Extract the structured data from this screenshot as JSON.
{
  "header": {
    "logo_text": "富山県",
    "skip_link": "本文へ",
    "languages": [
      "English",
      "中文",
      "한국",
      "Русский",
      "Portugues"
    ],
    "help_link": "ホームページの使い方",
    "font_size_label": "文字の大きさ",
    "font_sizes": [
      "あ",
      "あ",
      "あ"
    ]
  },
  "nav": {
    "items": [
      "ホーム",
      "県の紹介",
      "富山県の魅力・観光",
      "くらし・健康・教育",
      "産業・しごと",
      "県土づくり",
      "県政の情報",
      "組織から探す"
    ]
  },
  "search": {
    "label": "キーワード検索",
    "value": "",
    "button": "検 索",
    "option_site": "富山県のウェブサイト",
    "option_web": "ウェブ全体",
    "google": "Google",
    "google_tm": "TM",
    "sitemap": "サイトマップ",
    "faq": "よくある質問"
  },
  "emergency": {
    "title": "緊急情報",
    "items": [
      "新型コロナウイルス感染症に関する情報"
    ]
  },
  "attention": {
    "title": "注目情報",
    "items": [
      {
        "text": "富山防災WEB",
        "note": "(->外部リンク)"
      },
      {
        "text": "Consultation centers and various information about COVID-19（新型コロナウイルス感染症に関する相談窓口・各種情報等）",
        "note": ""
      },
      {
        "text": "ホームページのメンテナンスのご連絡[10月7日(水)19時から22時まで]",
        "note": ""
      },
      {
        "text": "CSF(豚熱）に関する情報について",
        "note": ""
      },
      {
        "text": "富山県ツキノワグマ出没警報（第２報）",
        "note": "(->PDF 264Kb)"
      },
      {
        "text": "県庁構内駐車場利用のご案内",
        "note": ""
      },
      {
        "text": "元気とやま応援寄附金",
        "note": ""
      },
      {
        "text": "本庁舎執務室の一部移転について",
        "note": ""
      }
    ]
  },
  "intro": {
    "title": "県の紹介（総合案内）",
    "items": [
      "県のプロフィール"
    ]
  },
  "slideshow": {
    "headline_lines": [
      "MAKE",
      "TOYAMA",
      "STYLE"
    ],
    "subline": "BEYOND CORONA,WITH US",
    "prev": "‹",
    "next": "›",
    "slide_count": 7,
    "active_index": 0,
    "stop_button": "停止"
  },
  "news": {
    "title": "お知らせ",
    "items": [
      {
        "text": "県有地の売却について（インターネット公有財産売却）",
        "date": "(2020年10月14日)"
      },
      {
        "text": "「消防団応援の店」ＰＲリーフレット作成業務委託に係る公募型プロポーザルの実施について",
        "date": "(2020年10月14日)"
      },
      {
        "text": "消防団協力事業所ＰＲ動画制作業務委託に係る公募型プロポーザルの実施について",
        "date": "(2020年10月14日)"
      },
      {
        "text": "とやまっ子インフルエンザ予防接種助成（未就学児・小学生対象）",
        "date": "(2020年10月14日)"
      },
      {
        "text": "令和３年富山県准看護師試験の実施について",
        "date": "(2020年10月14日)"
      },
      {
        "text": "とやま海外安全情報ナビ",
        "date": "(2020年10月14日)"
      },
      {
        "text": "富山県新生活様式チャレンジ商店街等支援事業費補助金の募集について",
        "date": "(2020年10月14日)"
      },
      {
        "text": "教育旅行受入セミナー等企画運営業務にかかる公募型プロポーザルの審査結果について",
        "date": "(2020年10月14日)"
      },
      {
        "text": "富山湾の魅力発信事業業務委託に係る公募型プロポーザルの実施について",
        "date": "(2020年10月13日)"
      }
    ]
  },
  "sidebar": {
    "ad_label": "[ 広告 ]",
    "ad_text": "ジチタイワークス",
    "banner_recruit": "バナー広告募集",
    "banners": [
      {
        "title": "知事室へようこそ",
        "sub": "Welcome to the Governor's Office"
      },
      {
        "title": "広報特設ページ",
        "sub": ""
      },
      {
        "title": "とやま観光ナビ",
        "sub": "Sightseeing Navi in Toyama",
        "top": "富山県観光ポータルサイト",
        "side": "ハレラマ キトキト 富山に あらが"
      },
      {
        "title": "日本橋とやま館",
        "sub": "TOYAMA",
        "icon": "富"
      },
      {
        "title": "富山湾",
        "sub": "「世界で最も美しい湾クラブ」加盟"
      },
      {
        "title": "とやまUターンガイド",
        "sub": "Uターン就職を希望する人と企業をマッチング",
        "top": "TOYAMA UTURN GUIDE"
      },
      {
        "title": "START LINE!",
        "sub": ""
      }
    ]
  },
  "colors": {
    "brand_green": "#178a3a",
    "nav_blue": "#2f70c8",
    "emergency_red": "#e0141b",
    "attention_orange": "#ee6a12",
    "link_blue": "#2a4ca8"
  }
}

TO DO: Retype every record above exactly as it appears.

PROBLEM SOLUTION:
Extract the structured data from this screenshot as JSON.
{
  "header": {
    "logo_text": "富山県",
    "skip_link": "本文へ",
    "languages": [
      "English",
      "中文",
      "한국",
      "Русский",
      "Portugues"
    ],
    "help_link": "ホームページの使い方",
    "font_size_label": "文字の大きさ",
    "font_sizes": [
      "あ",
      "あ",
      "あ"
    ]
  },
  "nav": {
    "items": [
      "ホーム",
      "県の紹介",
      "富山県の魅力・観光",
      "くらし・健康・教育",
      "産業・しごと",
      "県土づくり",
      "県政の情報",
      "組織から探す"
    ]
  },
  "search": {
    "label": "キーワード検索",
    "value": "",
    "button": "検 索",
    "option_site": "富山県のウェブサイト",
    "option_web": "ウェブ全体",
    "google": "Google",
    "google_tm": "TM",
    "sitemap": "サイトマップ",
    "faq": "よくある質問"
  },
  "emergency": {
    "title": "緊急情報",
    "items": [
      "新型コロナウイルス感染症に関する情報"
    ]
  },
  "attention": {
    "title": "注目情報",
    "items": [
      {
        "text": "富山防災WEB",
        "note": "(->外部リンク)"
      },
      {
        "text": "Consultation centers and various information about COVID-19（新型コロナウイルス感染症に関する相談窓口・各種情報等）",
        "note": ""
      },
      {
        "text": "ホームページのメンテナンスのご連絡[10月7日(水)19時から22時まで]",
        "note": ""
      },
      {
        "text": "CSF(豚熱）に関する情報について",
        "note": ""
      },
      {
        "text": "富山県ツキノワグマ出没警報（第２報）",
        "note": "(->PDF 264Kb)"
      },
      {
        "text": "県庁構内駐車場利用のご案内",
        "note": ""
      },
      {
        "text": "元気とやま応援寄附金",
        "note": ""
      },
      {
        "text": "本庁舎執務室の一部移転について",
        "note": ""
      }
    ]
  },
  "intro": {
    "title": "県の紹介（総合案内）",
    "items": [
      "県のプロフィール"
    ]
  },
  "slideshow": {
    "headline_lines": [
      "MAKE",
      "TOYAMA",
      "STYLE"
    ],
    "subline": "BEYOND CORONA,WITH US",
    "prev": "‹",
    "next": "›",
    "slide_count": 7,
    "active_index": 0,
    "stop_button": "停止"
  },
  "news": {
    "title": "お知らせ",
    "items": [
      {
        "text": "県有地の売却について（インターネット公有財産売却）",
        "date": "(2020年10月14日)"
      },
      {
        "text": "「消防団応援の店」ＰＲリーフレット作成業務委託に係る公募型プロポーザルの実施について",
        "date": "(2020年10月14日)"
      },
      {
        "text": "消防団協力事業所ＰＲ動画制作業務委託に係る公募型プロポーザルの実施について",
        "date": "(2020年10月14日)"
      },
      {
        "text": "とやまっ子インフルエンザ予防接種助成（未就学児・小学生対象）",
        "date": "(2020年10月14日)"
      },
      {
        "text": "令和３年富山県准看護師試験の実施について",
        "date": "(2020年10月14日)"
      },
      {
        "text": "とやま海外安全情報ナビ",
        "date": "(2020年10月14日)"
      },
      {
        "text": "富山県新生活様式チャレンジ商店街等支援事業費補助金の募集について",
        "date": "(2020年10月14日)"
      },
      {
        "text": "教育旅行受入セミナー等企画運営業務にかかる公募型プロポーザルの審査結果について",
        "date": "(2020年10月14日)"
      },
      {
        "text": "富山湾の魅力発信事業業務委託に係る公募型プロポーザルの実施について",
        "date": "(2020年10月13日)"
      }
    ]
  },
  "sidebar": {
    "ad_label": "[ 広告 ]",
    "ad_text": "ジチタイワークス",
    "banner_recruit": "バナー広告募集",
    "banners": [
      {
        "title": "知事室へようこそ",
        "sub": "Welcome to the Governor's Office"
      },
      {
        "title": "広報特設ページ",
        "sub": ""
      },
      {
        "title": "とやま観光ナビ",
        "sub": "Sightseeing Navi in Toyama",
        "top": "富山県観光ポータルサイト",
        "side": "ハレラマ キトキト 富山に あらが"
      },
      {
        "title": "日本橋とやま館",
        "sub": "TOYAMA",
        "icon": "富"
      },
      {
        "title": "富山湾",
        "sub": "「世界で最も美しい湾クラブ」加盟"
      },
      {
        "title": "とやまUターンガイド",
        "sub": "Uターン就職を希望する人と企業をマッチング",
        "top": "TOYAMA UTURN GUIDE"
      },
      {
        "title": "START LINE!",
        "sub": ""
      }
    ]
  },
  "colors": {
    "brand_green": "#178a3a",
    "nav_blue": "#2f70c8",
    "emergency_red": "#e0141b",
    "attention_orange": "#ee6a12",
    "link_blue": "#2a4ca8"
  }
}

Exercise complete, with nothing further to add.